Instructions to follow →
Go through the listing below and list every line with "Усть".
[Start Material for this exercise]
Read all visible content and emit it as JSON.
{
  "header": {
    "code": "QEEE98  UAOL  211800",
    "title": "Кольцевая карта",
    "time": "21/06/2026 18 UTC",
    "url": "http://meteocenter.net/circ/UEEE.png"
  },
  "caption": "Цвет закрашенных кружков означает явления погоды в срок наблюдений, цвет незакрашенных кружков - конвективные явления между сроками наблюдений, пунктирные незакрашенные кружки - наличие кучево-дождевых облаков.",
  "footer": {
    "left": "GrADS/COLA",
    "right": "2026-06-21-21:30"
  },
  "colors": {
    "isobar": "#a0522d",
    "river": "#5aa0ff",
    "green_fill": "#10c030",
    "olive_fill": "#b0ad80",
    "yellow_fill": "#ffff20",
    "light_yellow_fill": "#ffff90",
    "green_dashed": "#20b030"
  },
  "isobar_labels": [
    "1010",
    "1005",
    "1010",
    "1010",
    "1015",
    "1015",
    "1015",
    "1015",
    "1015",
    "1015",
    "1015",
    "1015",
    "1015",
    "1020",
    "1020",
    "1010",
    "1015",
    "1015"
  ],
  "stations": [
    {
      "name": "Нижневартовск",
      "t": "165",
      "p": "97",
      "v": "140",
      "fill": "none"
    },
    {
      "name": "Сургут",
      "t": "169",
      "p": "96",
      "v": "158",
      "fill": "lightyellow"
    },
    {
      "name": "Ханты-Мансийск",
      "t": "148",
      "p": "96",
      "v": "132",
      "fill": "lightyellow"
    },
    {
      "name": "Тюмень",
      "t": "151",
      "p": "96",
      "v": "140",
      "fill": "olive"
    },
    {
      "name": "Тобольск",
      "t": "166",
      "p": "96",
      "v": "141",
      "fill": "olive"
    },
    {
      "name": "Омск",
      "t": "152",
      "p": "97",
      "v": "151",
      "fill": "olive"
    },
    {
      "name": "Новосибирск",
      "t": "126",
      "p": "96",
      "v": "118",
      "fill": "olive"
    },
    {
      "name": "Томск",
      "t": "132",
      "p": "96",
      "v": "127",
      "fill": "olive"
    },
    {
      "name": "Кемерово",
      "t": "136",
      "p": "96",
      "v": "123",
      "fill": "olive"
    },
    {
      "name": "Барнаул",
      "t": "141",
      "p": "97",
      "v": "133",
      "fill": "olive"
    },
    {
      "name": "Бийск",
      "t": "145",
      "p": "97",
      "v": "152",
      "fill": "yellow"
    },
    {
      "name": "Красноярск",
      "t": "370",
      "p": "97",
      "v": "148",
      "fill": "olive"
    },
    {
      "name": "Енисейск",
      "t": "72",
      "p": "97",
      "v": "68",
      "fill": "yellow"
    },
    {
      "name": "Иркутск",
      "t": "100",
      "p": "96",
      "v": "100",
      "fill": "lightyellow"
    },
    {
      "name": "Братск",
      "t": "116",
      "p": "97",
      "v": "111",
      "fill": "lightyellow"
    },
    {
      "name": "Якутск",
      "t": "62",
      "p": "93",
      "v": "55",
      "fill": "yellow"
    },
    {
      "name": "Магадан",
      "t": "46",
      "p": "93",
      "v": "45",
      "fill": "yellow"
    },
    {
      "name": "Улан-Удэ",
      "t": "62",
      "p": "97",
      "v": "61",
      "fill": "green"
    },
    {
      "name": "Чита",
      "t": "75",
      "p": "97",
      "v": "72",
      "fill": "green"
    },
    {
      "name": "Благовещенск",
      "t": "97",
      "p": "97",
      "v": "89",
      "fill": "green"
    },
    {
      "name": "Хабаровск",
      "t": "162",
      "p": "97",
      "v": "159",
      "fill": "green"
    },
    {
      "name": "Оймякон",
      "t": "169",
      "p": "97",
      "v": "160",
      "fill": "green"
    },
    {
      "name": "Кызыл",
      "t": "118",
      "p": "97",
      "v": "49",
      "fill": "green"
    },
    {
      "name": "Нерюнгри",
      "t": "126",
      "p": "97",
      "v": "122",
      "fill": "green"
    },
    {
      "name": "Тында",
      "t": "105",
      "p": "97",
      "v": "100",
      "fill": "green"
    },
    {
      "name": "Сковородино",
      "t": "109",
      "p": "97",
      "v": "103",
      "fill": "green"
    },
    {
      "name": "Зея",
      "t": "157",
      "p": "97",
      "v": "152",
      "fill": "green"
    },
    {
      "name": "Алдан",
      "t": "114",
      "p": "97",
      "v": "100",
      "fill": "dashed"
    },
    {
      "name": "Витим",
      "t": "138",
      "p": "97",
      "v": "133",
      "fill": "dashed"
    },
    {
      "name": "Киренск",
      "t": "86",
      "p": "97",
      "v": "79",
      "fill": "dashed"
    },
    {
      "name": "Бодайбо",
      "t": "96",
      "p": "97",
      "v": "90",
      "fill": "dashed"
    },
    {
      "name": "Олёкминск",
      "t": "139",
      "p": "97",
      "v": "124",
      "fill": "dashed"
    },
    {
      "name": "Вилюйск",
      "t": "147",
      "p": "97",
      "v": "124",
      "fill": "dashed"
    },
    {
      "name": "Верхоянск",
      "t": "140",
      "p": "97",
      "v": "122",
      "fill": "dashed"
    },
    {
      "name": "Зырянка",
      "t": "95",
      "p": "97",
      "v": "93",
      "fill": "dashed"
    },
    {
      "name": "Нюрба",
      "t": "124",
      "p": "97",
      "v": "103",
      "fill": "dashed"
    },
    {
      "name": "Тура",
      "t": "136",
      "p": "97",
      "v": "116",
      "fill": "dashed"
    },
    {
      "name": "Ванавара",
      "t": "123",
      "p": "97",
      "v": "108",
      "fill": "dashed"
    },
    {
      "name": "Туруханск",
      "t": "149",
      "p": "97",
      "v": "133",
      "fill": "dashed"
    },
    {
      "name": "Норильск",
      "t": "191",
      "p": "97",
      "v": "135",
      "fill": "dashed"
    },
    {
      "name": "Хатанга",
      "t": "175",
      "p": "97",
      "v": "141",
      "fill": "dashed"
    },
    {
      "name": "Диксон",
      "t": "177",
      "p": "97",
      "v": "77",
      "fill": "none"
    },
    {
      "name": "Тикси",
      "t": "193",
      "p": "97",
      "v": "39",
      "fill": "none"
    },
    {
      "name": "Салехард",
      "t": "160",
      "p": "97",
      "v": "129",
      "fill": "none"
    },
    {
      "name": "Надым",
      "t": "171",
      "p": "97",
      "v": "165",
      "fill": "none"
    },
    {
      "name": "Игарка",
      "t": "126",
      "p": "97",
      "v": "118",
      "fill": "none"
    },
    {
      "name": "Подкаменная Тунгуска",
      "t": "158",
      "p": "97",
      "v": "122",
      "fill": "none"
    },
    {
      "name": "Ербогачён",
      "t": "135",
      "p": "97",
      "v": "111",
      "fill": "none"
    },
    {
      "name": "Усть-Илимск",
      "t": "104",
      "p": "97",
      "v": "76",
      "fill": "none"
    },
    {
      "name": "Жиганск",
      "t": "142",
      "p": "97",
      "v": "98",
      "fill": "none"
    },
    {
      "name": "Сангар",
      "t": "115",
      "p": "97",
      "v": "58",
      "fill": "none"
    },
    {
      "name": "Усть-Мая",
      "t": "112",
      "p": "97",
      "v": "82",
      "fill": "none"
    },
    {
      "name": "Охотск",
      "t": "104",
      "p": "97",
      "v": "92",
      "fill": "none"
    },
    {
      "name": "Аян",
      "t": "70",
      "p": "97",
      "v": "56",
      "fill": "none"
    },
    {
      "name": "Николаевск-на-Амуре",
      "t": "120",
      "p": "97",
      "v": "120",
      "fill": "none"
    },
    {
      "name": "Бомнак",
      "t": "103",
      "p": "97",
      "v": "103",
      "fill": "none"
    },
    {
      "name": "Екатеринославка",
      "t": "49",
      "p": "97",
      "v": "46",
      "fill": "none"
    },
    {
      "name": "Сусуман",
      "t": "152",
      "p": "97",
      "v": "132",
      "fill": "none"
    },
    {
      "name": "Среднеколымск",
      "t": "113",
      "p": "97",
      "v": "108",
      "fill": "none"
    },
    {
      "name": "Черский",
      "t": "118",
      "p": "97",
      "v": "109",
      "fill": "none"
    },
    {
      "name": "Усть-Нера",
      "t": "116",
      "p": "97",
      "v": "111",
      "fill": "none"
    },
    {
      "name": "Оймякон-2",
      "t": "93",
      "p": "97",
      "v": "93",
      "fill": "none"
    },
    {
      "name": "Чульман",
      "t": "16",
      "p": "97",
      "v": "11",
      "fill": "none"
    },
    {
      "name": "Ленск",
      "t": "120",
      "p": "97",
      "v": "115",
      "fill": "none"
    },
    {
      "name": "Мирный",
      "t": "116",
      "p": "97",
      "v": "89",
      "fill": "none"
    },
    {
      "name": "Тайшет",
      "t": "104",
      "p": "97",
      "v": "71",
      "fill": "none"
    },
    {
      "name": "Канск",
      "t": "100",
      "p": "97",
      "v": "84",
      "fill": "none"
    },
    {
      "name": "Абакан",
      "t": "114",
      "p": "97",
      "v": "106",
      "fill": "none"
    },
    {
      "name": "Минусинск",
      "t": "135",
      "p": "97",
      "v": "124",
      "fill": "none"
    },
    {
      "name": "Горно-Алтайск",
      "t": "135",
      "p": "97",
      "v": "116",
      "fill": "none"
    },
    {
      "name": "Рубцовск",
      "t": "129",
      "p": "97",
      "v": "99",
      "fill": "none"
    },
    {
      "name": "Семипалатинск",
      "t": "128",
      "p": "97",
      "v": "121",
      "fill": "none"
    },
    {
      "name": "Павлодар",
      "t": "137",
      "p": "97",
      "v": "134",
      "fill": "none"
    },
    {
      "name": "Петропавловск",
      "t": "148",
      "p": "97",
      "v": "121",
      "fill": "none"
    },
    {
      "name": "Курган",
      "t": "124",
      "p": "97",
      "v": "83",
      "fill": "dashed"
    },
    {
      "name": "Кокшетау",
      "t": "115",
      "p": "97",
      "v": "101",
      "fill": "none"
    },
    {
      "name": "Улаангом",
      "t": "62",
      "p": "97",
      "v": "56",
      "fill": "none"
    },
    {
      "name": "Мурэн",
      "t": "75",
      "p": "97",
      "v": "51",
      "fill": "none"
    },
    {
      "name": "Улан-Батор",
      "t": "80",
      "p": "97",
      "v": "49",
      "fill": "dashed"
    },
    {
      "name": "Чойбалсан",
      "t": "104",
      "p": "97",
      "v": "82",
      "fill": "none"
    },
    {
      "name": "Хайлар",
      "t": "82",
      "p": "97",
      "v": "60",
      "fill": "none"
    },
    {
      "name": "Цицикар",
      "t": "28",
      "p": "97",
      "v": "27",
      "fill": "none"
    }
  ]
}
[End Material for this exercise]
Answer to the task →
      "name": "Усть-Илимск",
      "name": "Усть-Мая",
      "name": "Усть-Нера",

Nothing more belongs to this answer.